» Directions for this task
With the pictures left out, copy the listing below exactly.

[begin Listing]

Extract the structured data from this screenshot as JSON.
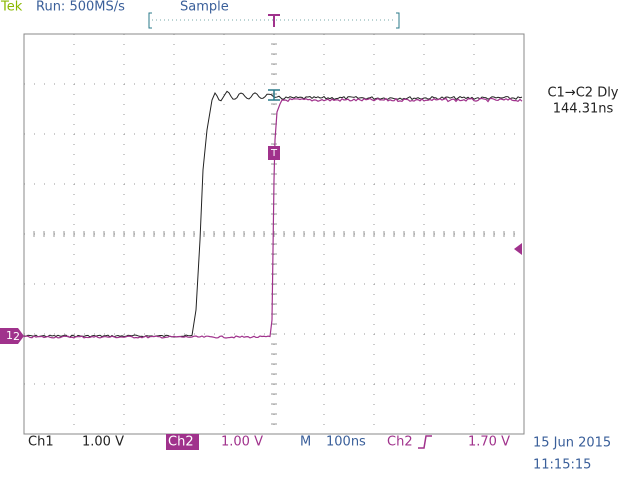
{
  "header": {
    "brand": "Tek",
    "run": "Run: 500MS/s",
    "mode": "Sample"
  },
  "measurement": {
    "label": "C1→C2 Dly",
    "value": "144.31ns"
  },
  "markers": {
    "ch1": "1",
    "ch2": "2",
    "trigger": "T"
  },
  "footer": {
    "ch1_label": "Ch1",
    "ch1_scale": "1.00 V",
    "ch2_label": "Ch2",
    "ch2_scale": "1.00 V",
    "timebase_label": "M",
    "timebase": "100ns",
    "trigger_source": "Ch2",
    "trigger_level": "1.70 V",
    "date": "15 Jun 2015",
    "time": "11:15:15"
  }
}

[end Listing]

» Written response
Extract the structured data from this screenshot as JSON.
{
  "header": {
    "brand": "Tek",
    "run": "Run: 500MS/s",
    "mode": "Sample"
  },
  "measurement": {
    "label": "C1→C2 Dly",
    "value": "144.31ns"
  },
  "markers": {
    "ch1": "1",
    "ch2": "2",
    "trigger": "T"
  },
  "footer": {
    "ch1_label": "Ch1",
    "ch1_scale": "1.00 V",
    "ch2_label": "Ch2",
    "ch2_scale": "1.00 V",
    "timebase_label": "M",
    "timebase": "100ns",
    "trigger_source": "Ch2",
    "trigger_level": "1.70 V",
    "date": "15 Jun 2015",
    "time": "11:15:15"
  }
}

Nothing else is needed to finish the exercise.